_What to do_
Pull every line of the entries that has the word "JSON".

○ ○ ○ ○

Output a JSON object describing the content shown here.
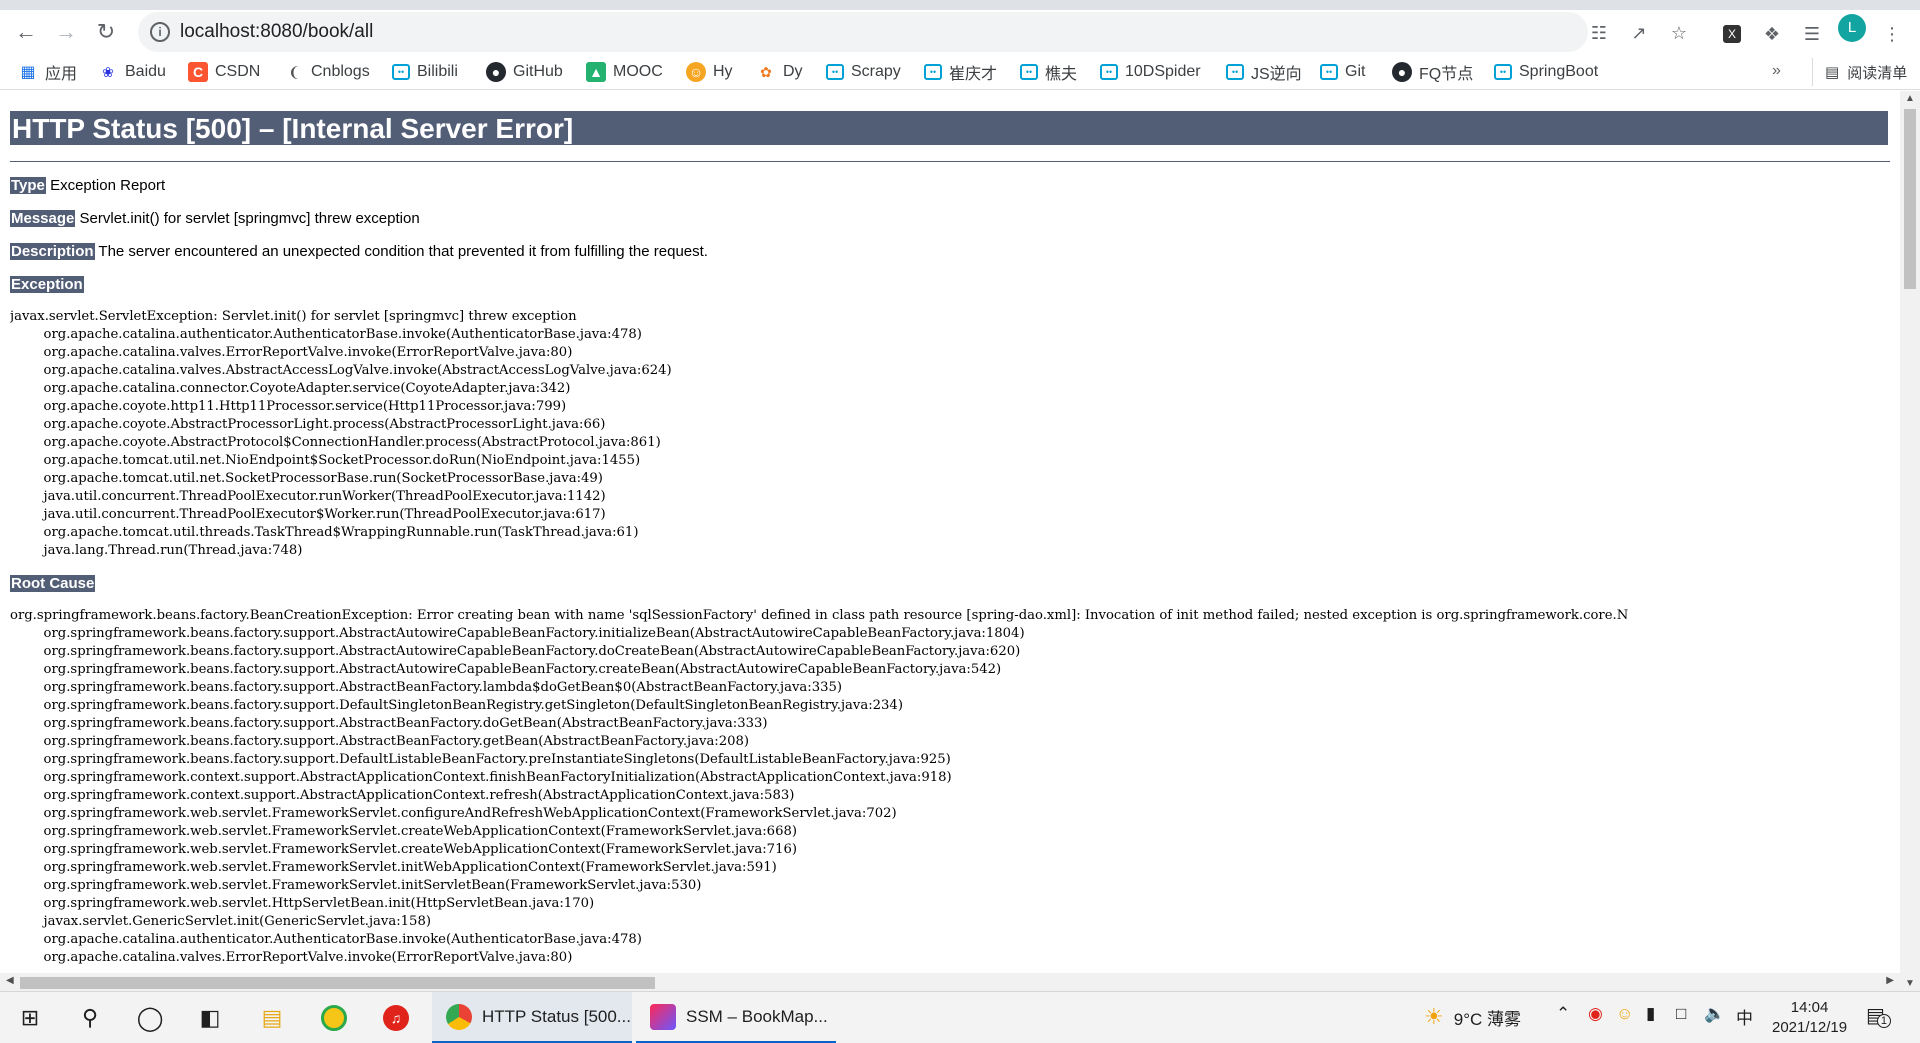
{
  "browser": {
    "url": "localhost:8080/book/all",
    "avatar_letter": "L"
  },
  "bookmarks": [
    {
      "label": "应用",
      "icon": "apps-grid-icon"
    },
    {
      "label": "Baidu",
      "icon": "baidu-paw-icon"
    },
    {
      "label": "CSDN",
      "icon": "csdn-icon"
    },
    {
      "label": "Cnblogs",
      "icon": "cnblogs-icon"
    },
    {
      "label": "Bilibili",
      "icon": "bilibili-icon"
    },
    {
      "label": "GitHub",
      "icon": "github-icon"
    },
    {
      "label": "MOOC",
      "icon": "mooc-icon"
    },
    {
      "label": "Hy",
      "icon": "huya-icon"
    },
    {
      "label": "Dy",
      "icon": "douyu-icon"
    },
    {
      "label": "Scrapy",
      "icon": "bilibili-icon"
    },
    {
      "label": "崔庆才",
      "icon": "bilibili-icon"
    },
    {
      "label": "樵夫",
      "icon": "bilibili-icon"
    },
    {
      "label": "10DSpider",
      "icon": "bilibili-icon"
    },
    {
      "label": "JS逆向",
      "icon": "bilibili-icon"
    },
    {
      "label": "Git",
      "icon": "bilibili-icon"
    },
    {
      "label": "FQ节点",
      "icon": "github-icon"
    },
    {
      "label": "SpringBoot",
      "icon": "bilibili-icon"
    }
  ],
  "bookmarks_more": "»",
  "reading_list": "阅读清单",
  "page": {
    "title": "HTTP Status [500] – [Internal Server Error]",
    "type_label": "Type",
    "type_value": "Exception Report",
    "message_label": "Message",
    "message_value": "Servlet.init() for servlet [springmvc] threw exception",
    "description_label": "Description",
    "description_value": "The server encountered an unexpected condition that prevented it from fulfilling the request.",
    "exception_label": "Exception",
    "exception_trace": "javax.servlet.ServletException: Servlet.init() for servlet [springmvc] threw exception\n\torg.apache.catalina.authenticator.AuthenticatorBase.invoke(AuthenticatorBase.java:478)\n\torg.apache.catalina.valves.ErrorReportValve.invoke(ErrorReportValve.java:80)\n\torg.apache.catalina.valves.AbstractAccessLogValve.invoke(AbstractAccessLogValve.java:624)\n\torg.apache.catalina.connector.CoyoteAdapter.service(CoyoteAdapter.java:342)\n\torg.apache.coyote.http11.Http11Processor.service(Http11Processor.java:799)\n\torg.apache.coyote.AbstractProcessorLight.process(AbstractProcessorLight.java:66)\n\torg.apache.coyote.AbstractProtocol$ConnectionHandler.process(AbstractProtocol.java:861)\n\torg.apache.tomcat.util.net.NioEndpoint$SocketProcessor.doRun(NioEndpoint.java:1455)\n\torg.apache.tomcat.util.net.SocketProcessorBase.run(SocketProcessorBase.java:49)\n\tjava.util.concurrent.ThreadPoolExecutor.runWorker(ThreadPoolExecutor.java:1142)\n\tjava.util.concurrent.ThreadPoolExecutor$Worker.run(ThreadPoolExecutor.java:617)\n\torg.apache.tomcat.util.threads.TaskThread$WrappingRunnable.run(TaskThread.java:61)\n\tjava.lang.Thread.run(Thread.java:748)",
    "root_cause_label": "Root Cause",
    "root_cause_trace": "org.springframework.beans.factory.BeanCreationException: Error creating bean with name 'sqlSessionFactory' defined in class path resource [spring-dao.xml]: Invocation of init method failed; nested exception is org.springframework.core.N\n\torg.springframework.beans.factory.support.AbstractAutowireCapableBeanFactory.initializeBean(AbstractAutowireCapableBeanFactory.java:1804)\n\torg.springframework.beans.factory.support.AbstractAutowireCapableBeanFactory.doCreateBean(AbstractAutowireCapableBeanFactory.java:620)\n\torg.springframework.beans.factory.support.AbstractAutowireCapableBeanFactory.createBean(AbstractAutowireCapableBeanFactory.java:542)\n\torg.springframework.beans.factory.support.AbstractBeanFactory.lambda$doGetBean$0(AbstractBeanFactory.java:335)\n\torg.springframework.beans.factory.support.DefaultSingletonBeanRegistry.getSingleton(DefaultSingletonBeanRegistry.java:234)\n\torg.springframework.beans.factory.support.AbstractBeanFactory.doGetBean(AbstractBeanFactory.java:333)\n\torg.springframework.beans.factory.support.AbstractBeanFactory.getBean(AbstractBeanFactory.java:208)\n\torg.springframework.beans.factory.support.DefaultListableBeanFactory.preInstantiateSingletons(DefaultListableBeanFactory.java:925)\n\torg.springframework.context.support.AbstractApplicationContext.finishBeanFactoryInitialization(AbstractApplicationContext.java:918)\n\torg.springframework.context.support.AbstractApplicationContext.refresh(AbstractApplicationContext.java:583)\n\torg.springframework.web.servlet.FrameworkServlet.configureAndRefreshWebApplicationContext(FrameworkServlet.java:702)\n\torg.springframework.web.servlet.FrameworkServlet.createWebApplicationContext(FrameworkServlet.java:668)\n\torg.springframework.web.servlet.FrameworkServlet.createWebApplicationContext(FrameworkServlet.java:716)\n\torg.springframework.web.servlet.FrameworkServlet.initWebApplicationContext(FrameworkServlet.java:591)\n\torg.springframework.web.servlet.FrameworkServlet.initServletBean(FrameworkServlet.java:530)\n\torg.springframework.web.servlet.HttpServletBean.init(HttpServletBean.java:170)\n\tjavax.servlet.GenericServlet.init(GenericServlet.java:158)\n\torg.apache.catalina.authenticator.AuthenticatorBase.invoke(AuthenticatorBase.java:478)\n\torg.apache.catalina.valves.ErrorReportValve.invoke(ErrorReportValve.java:80)"
  },
  "taskbar": {
    "apps": [
      {
        "label": "HTTP Status [500...",
        "icon": "chrome-icon"
      },
      {
        "label": "SSM – BookMap...",
        "icon": "intellij-icon"
      }
    ],
    "weather": "9°C 薄雾",
    "ime": "中",
    "time": "14:04",
    "date": "2021/12/19",
    "notification_count": "1"
  },
  "colors": {
    "heading_bg": "#525d76",
    "heading_fg": "#ffffff",
    "taskbar_accent": "#0a64c8",
    "avatar": "#12a4a0"
  }
}
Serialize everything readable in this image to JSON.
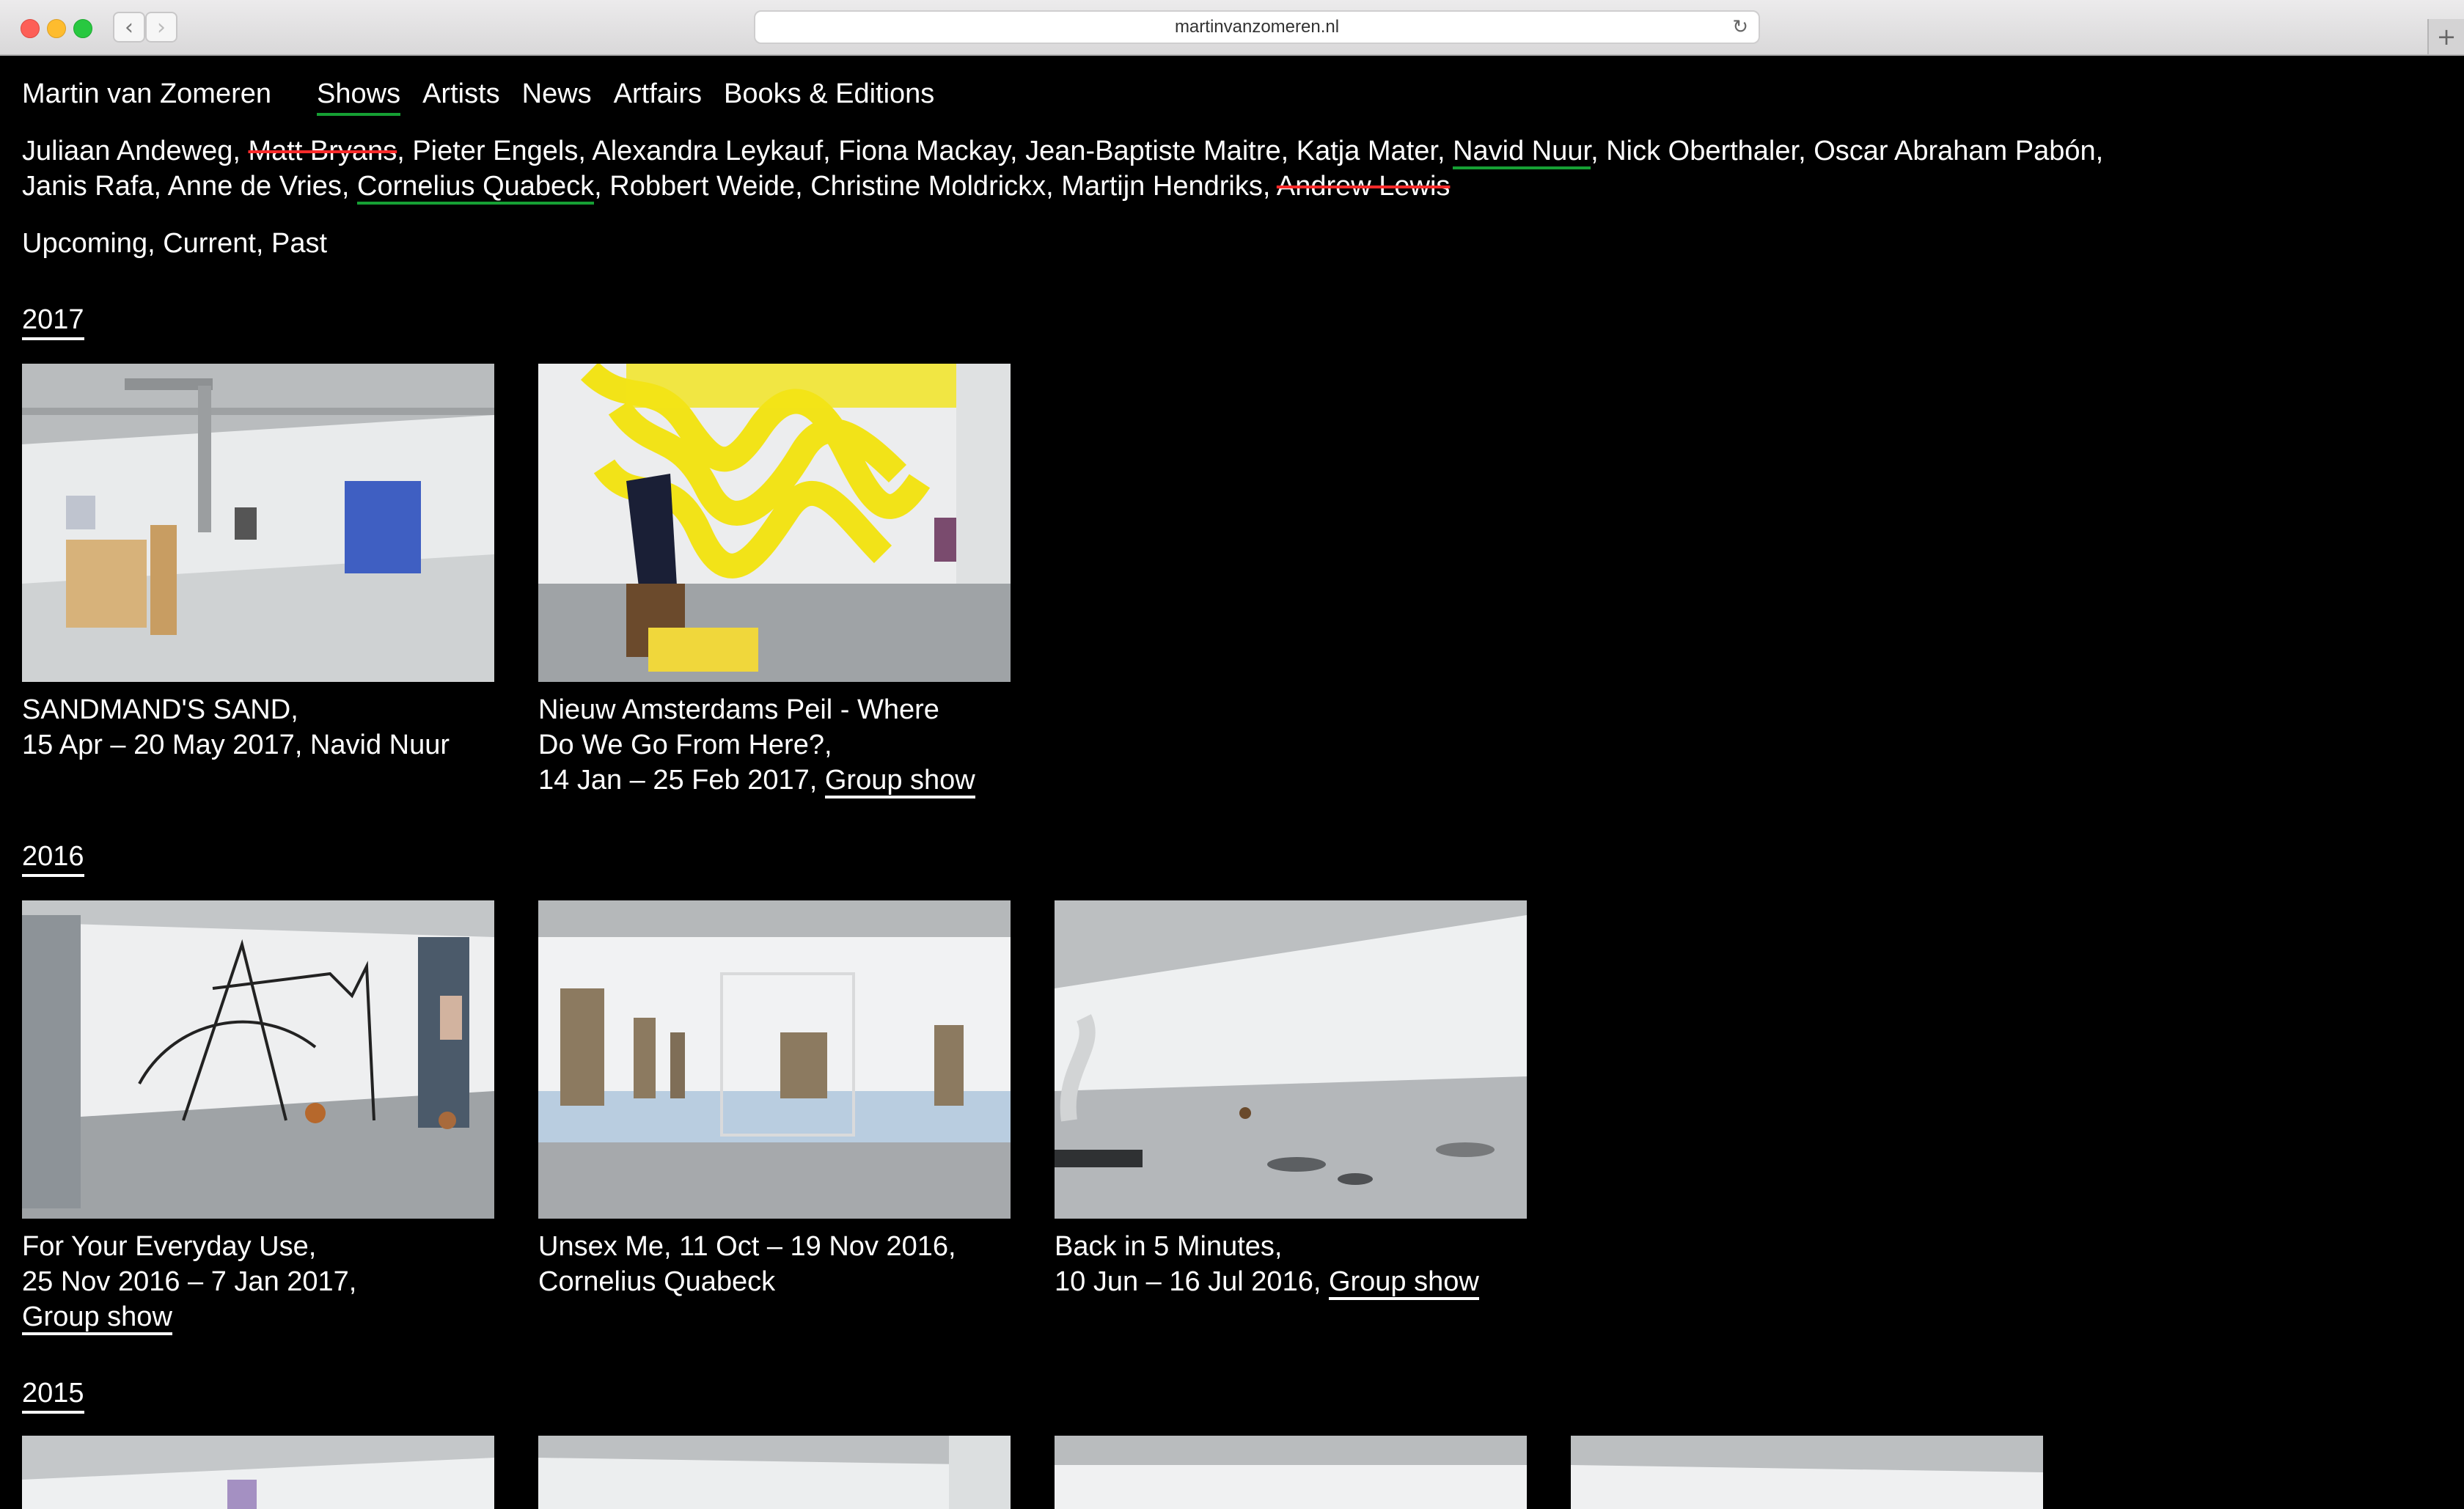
{
  "browser": {
    "url": "martinvanzomeren.nl",
    "back_glyph": "‹",
    "forward_glyph": "›",
    "reload_glyph": "↻",
    "new_tab_glyph": "+"
  },
  "site": {
    "brand": "Martin van Zomeren",
    "nav": [
      {
        "label": "Shows",
        "active": true
      },
      {
        "label": "Artists",
        "active": false
      },
      {
        "label": "News",
        "active": false
      },
      {
        "label": "Artfairs",
        "active": false
      },
      {
        "label": "Books & Editions",
        "active": false
      }
    ],
    "artists_line1": [
      {
        "name": "Juliaan Andeweg",
        "sep": ", "
      },
      {
        "name": "Matt Bryans",
        "sep": ", ",
        "struck": true
      },
      {
        "name": "Pieter Engels",
        "sep": ", "
      },
      {
        "name": "Alexandra Leykauf",
        "sep": ", "
      },
      {
        "name": "Fiona Mackay",
        "sep": ", "
      },
      {
        "name": "Jean-Baptiste Maitre",
        "sep": ", "
      },
      {
        "name": "Katja Mater",
        "sep": ", "
      },
      {
        "name": "Navid Nuur",
        "sep": ", ",
        "featured": true
      },
      {
        "name": "Nick Oberthaler",
        "sep": ", "
      },
      {
        "name": "Oscar Abraham Pabón",
        "sep": ","
      }
    ],
    "artists_line2": [
      {
        "name": "Janis Rafa",
        "sep": ", "
      },
      {
        "name": "Anne de Vries",
        "sep": ", "
      },
      {
        "name": "Cornelius Quabeck",
        "sep": ", ",
        "featured": true
      },
      {
        "name": "Robbert Weide",
        "sep": ", "
      },
      {
        "name": "Christine Moldrickx",
        "sep": ", "
      },
      {
        "name": "Martijn Hendriks",
        "sep": ", "
      },
      {
        "name": "Andrew Lewis",
        "sep": "",
        "struck": true
      }
    ],
    "filters": "Upcoming, Current, Past",
    "years": {
      "y2017": "2017",
      "y2016": "2016",
      "y2015": "2015"
    },
    "shows_2017": [
      {
        "line1": "SANDMAND'S SAND,",
        "line2": "15 Apr – 20 May 2017, Navid Nuur"
      },
      {
        "line1": "Nieuw Amsterdams Peil - Where",
        "line2": "Do We Go From Here?,",
        "line3": "14 Jan – 25 Feb 2017, ",
        "link": "Group show"
      }
    ],
    "shows_2016": [
      {
        "line1": "For Your Everyday Use,",
        "line2": "25 Nov 2016 – 7 Jan 2017,",
        "link": "Group show"
      },
      {
        "line1": "Unsex Me, 11 Oct – 19 Nov 2016,",
        "line2": "Cornelius Quabeck"
      },
      {
        "line1": "Back in 5 Minutes,",
        "line2": "10 Jun – 16 Jul 2016, ",
        "link": "Group show"
      }
    ]
  }
}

○ ○ ○ ○

_Exercise output_
Output a JSON object describing the content shown here.
Serialize everything readable in this image to JSON.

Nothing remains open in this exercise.